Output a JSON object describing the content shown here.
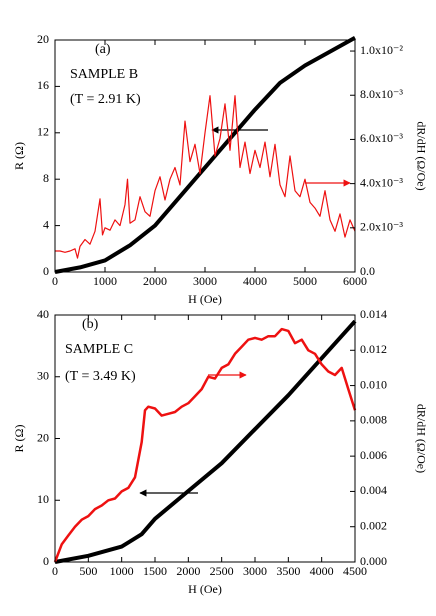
{
  "chart_data": [
    {
      "type": "line",
      "annotations": [
        "(a)",
        "SAMPLE B",
        "(T = 2.91 K)"
      ],
      "xlabel": "H (Oe)",
      "ylabel": "R (Ω)",
      "y2label": "dR/dH (Ω/Oe)",
      "xlim": [
        0,
        6000
      ],
      "xticks": [
        0,
        1000,
        2000,
        3000,
        4000,
        5000,
        6000
      ],
      "ylim": [
        0,
        20
      ],
      "yticks": [
        0,
        4,
        8,
        12,
        16,
        20
      ],
      "y2lim": [
        0,
        0.0105
      ],
      "y2ticks": [
        {
          "value": 0,
          "label": "0.0"
        },
        {
          "value": 0.002,
          "label": "2.0x10⁻³"
        },
        {
          "value": 0.004,
          "label": "4.0x10⁻³"
        },
        {
          "value": 0.006,
          "label": "6.0x10⁻³"
        },
        {
          "value": 0.008,
          "label": "8.0x10⁻³"
        },
        {
          "value": 0.01,
          "label": "1.0x10⁻²"
        }
      ],
      "series": [
        {
          "color": "#000000",
          "width": 4,
          "x": [
            0,
            500,
            1000,
            1500,
            2000,
            2500,
            3000,
            3500,
            4000,
            4500,
            5000,
            5500,
            6000
          ],
          "values": [
            0,
            0.4,
            1.0,
            2.3,
            4.0,
            6.5,
            9.0,
            11.5,
            14.0,
            16.3,
            17.8,
            19.0,
            20.2
          ]
        },
        {
          "color": "#ee1111",
          "width": 1.2,
          "axis": "y2",
          "x": [
            0,
            100,
            200,
            300,
            400,
            450,
            500,
            600,
            700,
            800,
            900,
            950,
            1000,
            1100,
            1200,
            1300,
            1400,
            1450,
            1500,
            1600,
            1700,
            1800,
            1900,
            2000,
            2100,
            2200,
            2300,
            2400,
            2500,
            2600,
            2700,
            2800,
            2900,
            3000,
            3100,
            3200,
            3300,
            3400,
            3500,
            3600,
            3700,
            3800,
            3900,
            4000,
            4100,
            4200,
            4300,
            4400,
            4500,
            4600,
            4700,
            4800,
            4900,
            5000,
            5100,
            5200,
            5300,
            5400,
            5500,
            5600,
            5700,
            5800,
            5900,
            6000
          ],
          "values": [
            0.00095,
            0.00095,
            0.00089,
            0.00095,
            0.00105,
            0.00063,
            0.00116,
            0.00147,
            0.00126,
            0.00184,
            0.00331,
            0.00168,
            0.002,
            0.00189,
            0.00236,
            0.0021,
            0.00305,
            0.0042,
            0.00221,
            0.00236,
            0.00341,
            0.00273,
            0.00252,
            0.00368,
            0.00431,
            0.00326,
            0.0042,
            0.00473,
            0.00394,
            0.00683,
            0.00499,
            0.00578,
            0.00446,
            0.0063,
            0.00798,
            0.00525,
            0.00604,
            0.00761,
            0.00551,
            0.00798,
            0.00473,
            0.00588,
            0.00446,
            0.00551,
            0.00473,
            0.00588,
            0.00431,
            0.00578,
            0.00394,
            0.00341,
            0.00525,
            0.00368,
            0.00341,
            0.0042,
            0.00315,
            0.00289,
            0.00252,
            0.00368,
            0.00236,
            0.00184,
            0.00263,
            0.00158,
            0.00236,
            0.00184
          ]
        }
      ]
    },
    {
      "type": "line",
      "annotations": [
        "(b)",
        "SAMPLE C",
        "(T = 3.49 K)"
      ],
      "xlabel": "H (Oe)",
      "ylabel": "R (Ω)",
      "y2label": "dR/dH  (Ω/Oe)",
      "xlim": [
        0,
        4500
      ],
      "xticks": [
        0,
        500,
        1000,
        1500,
        2000,
        2500,
        3000,
        3500,
        4000,
        4500
      ],
      "ylim": [
        0,
        40
      ],
      "yticks": [
        0,
        10,
        20,
        30,
        40
      ],
      "y2lim": [
        0,
        0.014
      ],
      "y2ticks": [
        {
          "value": 0,
          "label": "0.000"
        },
        {
          "value": 0.002,
          "label": "0.002"
        },
        {
          "value": 0.004,
          "label": "0.004"
        },
        {
          "value": 0.006,
          "label": "0.006"
        },
        {
          "value": 0.008,
          "label": "0.008"
        },
        {
          "value": 0.01,
          "label": "0.010"
        },
        {
          "value": 0.012,
          "label": "0.012"
        },
        {
          "value": 0.014,
          "label": "0.014"
        }
      ],
      "series": [
        {
          "color": "#000000",
          "width": 4,
          "x": [
            0,
            500,
            1000,
            1300,
            1500,
            2000,
            2500,
            3000,
            3500,
            4000,
            4500
          ],
          "values": [
            0,
            1.0,
            2.5,
            4.5,
            7.0,
            11.5,
            16.0,
            21.5,
            27.0,
            33.0,
            39.0
          ]
        },
        {
          "color": "#ee1111",
          "width": 2.5,
          "axis": "y2",
          "x": [
            0,
            100,
            200,
            300,
            400,
            500,
            600,
            700,
            800,
            900,
            1000,
            1100,
            1200,
            1300,
            1350,
            1400,
            1500,
            1600,
            1700,
            1800,
            1900,
            2000,
            2100,
            2200,
            2300,
            2400,
            2500,
            2600,
            2700,
            2800,
            2900,
            3000,
            3100,
            3200,
            3300,
            3400,
            3500,
            3600,
            3700,
            3800,
            3900,
            4000,
            4100,
            4200,
            4300,
            4400,
            4500
          ],
          "values": [
            0,
            0.001,
            0.0015,
            0.002,
            0.0024,
            0.0026,
            0.003,
            0.0032,
            0.0035,
            0.0036,
            0.004,
            0.0042,
            0.0048,
            0.0068,
            0.0086,
            0.0088,
            0.0087,
            0.0083,
            0.0084,
            0.0085,
            0.0088,
            0.009,
            0.0094,
            0.0098,
            0.0105,
            0.0104,
            0.011,
            0.0112,
            0.0118,
            0.0122,
            0.0126,
            0.0127,
            0.0126,
            0.0128,
            0.0128,
            0.0132,
            0.0131,
            0.0124,
            0.0126,
            0.012,
            0.0118,
            0.0112,
            0.0108,
            0.0106,
            0.011,
            0.0098,
            0.0086
          ]
        }
      ]
    }
  ]
}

........

WORK INSTRUCTIONS: Quote the material in full and exactly; do not carry over its pictures.

FINAL ANSWER:
Output a JSON object describing the content shown here.
{
  "chart_data": [
    {
      "type": "line",
      "annotations": [
        "(a)",
        "SAMPLE B",
        "(T = 2.91 K)"
      ],
      "xlabel": "H (Oe)",
      "ylabel": "R (Ω)",
      "y2label": "dR/dH (Ω/Oe)",
      "xlim": [
        0,
        6000
      ],
      "xticks": [
        0,
        1000,
        2000,
        3000,
        4000,
        5000,
        6000
      ],
      "ylim": [
        0,
        20
      ],
      "yticks": [
        0,
        4,
        8,
        12,
        16,
        20
      ],
      "y2lim": [
        0,
        0.0105
      ],
      "y2ticks": [
        {
          "value": 0,
          "label": "0.0"
        },
        {
          "value": 0.002,
          "label": "2.0x10⁻³"
        },
        {
          "value": 0.004,
          "label": "4.0x10⁻³"
        },
        {
          "value": 0.006,
          "label": "6.0x10⁻³"
        },
        {
          "value": 0.008,
          "label": "8.0x10⁻³"
        },
        {
          "value": 0.01,
          "label": "1.0x10⁻²"
        }
      ],
      "series": [
        {
          "color": "#000000",
          "width": 4,
          "x": [
            0,
            500,
            1000,
            1500,
            2000,
            2500,
            3000,
            3500,
            4000,
            4500,
            5000,
            5500,
            6000
          ],
          "values": [
            0,
            0.4,
            1.0,
            2.3,
            4.0,
            6.5,
            9.0,
            11.5,
            14.0,
            16.3,
            17.8,
            19.0,
            20.2
          ]
        },
        {
          "color": "#ee1111",
          "width": 1.2,
          "axis": "y2",
          "x": [
            0,
            100,
            200,
            300,
            400,
            450,
            500,
            600,
            700,
            800,
            900,
            950,
            1000,
            1100,
            1200,
            1300,
            1400,
            1450,
            1500,
            1600,
            1700,
            1800,
            1900,
            2000,
            2100,
            2200,
            2300,
            2400,
            2500,
            2600,
            2700,
            2800,
            2900,
            3000,
            3100,
            3200,
            3300,
            3400,
            3500,
            3600,
            3700,
            3800,
            3900,
            4000,
            4100,
            4200,
            4300,
            4400,
            4500,
            4600,
            4700,
            4800,
            4900,
            5000,
            5100,
            5200,
            5300,
            5400,
            5500,
            5600,
            5700,
            5800,
            5900,
            6000
          ],
          "values": [
            0.00095,
            0.00095,
            0.00089,
            0.00095,
            0.00105,
            0.00063,
            0.00116,
            0.00147,
            0.00126,
            0.00184,
            0.00331,
            0.00168,
            0.002,
            0.00189,
            0.00236,
            0.0021,
            0.00305,
            0.0042,
            0.00221,
            0.00236,
            0.00341,
            0.00273,
            0.00252,
            0.00368,
            0.00431,
            0.00326,
            0.0042,
            0.00473,
            0.00394,
            0.00683,
            0.00499,
            0.00578,
            0.00446,
            0.0063,
            0.00798,
            0.00525,
            0.00604,
            0.00761,
            0.00551,
            0.00798,
            0.00473,
            0.00588,
            0.00446,
            0.00551,
            0.00473,
            0.00588,
            0.00431,
            0.00578,
            0.00394,
            0.00341,
            0.00525,
            0.00368,
            0.00341,
            0.0042,
            0.00315,
            0.00289,
            0.00252,
            0.00368,
            0.00236,
            0.00184,
            0.00263,
            0.00158,
            0.00236,
            0.00184
          ]
        }
      ]
    },
    {
      "type": "line",
      "annotations": [
        "(b)",
        "SAMPLE C",
        "(T = 3.49 K)"
      ],
      "xlabel": "H (Oe)",
      "ylabel": "R (Ω)",
      "y2label": "dR/dH  (Ω/Oe)",
      "xlim": [
        0,
        4500
      ],
      "xticks": [
        0,
        500,
        1000,
        1500,
        2000,
        2500,
        3000,
        3500,
        4000,
        4500
      ],
      "ylim": [
        0,
        40
      ],
      "yticks": [
        0,
        10,
        20,
        30,
        40
      ],
      "y2lim": [
        0,
        0.014
      ],
      "y2ticks": [
        {
          "value": 0,
          "label": "0.000"
        },
        {
          "value": 0.002,
          "label": "0.002"
        },
        {
          "value": 0.004,
          "label": "0.004"
        },
        {
          "value": 0.006,
          "label": "0.006"
        },
        {
          "value": 0.008,
          "label": "0.008"
        },
        {
          "value": 0.01,
          "label": "0.010"
        },
        {
          "value": 0.012,
          "label": "0.012"
        },
        {
          "value": 0.014,
          "label": "0.014"
        }
      ],
      "series": [
        {
          "color": "#000000",
          "width": 4,
          "x": [
            0,
            500,
            1000,
            1300,
            1500,
            2000,
            2500,
            3000,
            3500,
            4000,
            4500
          ],
          "values": [
            0,
            1.0,
            2.5,
            4.5,
            7.0,
            11.5,
            16.0,
            21.5,
            27.0,
            33.0,
            39.0
          ]
        },
        {
          "color": "#ee1111",
          "width": 2.5,
          "axis": "y2",
          "x": [
            0,
            100,
            200,
            300,
            400,
            500,
            600,
            700,
            800,
            900,
            1000,
            1100,
            1200,
            1300,
            1350,
            1400,
            1500,
            1600,
            1700,
            1800,
            1900,
            2000,
            2100,
            2200,
            2300,
            2400,
            2500,
            2600,
            2700,
            2800,
            2900,
            3000,
            3100,
            3200,
            3300,
            3400,
            3500,
            3600,
            3700,
            3800,
            3900,
            4000,
            4100,
            4200,
            4300,
            4400,
            4500
          ],
          "values": [
            0,
            0.001,
            0.0015,
            0.002,
            0.0024,
            0.0026,
            0.003,
            0.0032,
            0.0035,
            0.0036,
            0.004,
            0.0042,
            0.0048,
            0.0068,
            0.0086,
            0.0088,
            0.0087,
            0.0083,
            0.0084,
            0.0085,
            0.0088,
            0.009,
            0.0094,
            0.0098,
            0.0105,
            0.0104,
            0.011,
            0.0112,
            0.0118,
            0.0122,
            0.0126,
            0.0127,
            0.0126,
            0.0128,
            0.0128,
            0.0132,
            0.0131,
            0.0124,
            0.0126,
            0.012,
            0.0118,
            0.0112,
            0.0108,
            0.0106,
            0.011,
            0.0098,
            0.0086
          ]
        }
      ]
    }
  ]
}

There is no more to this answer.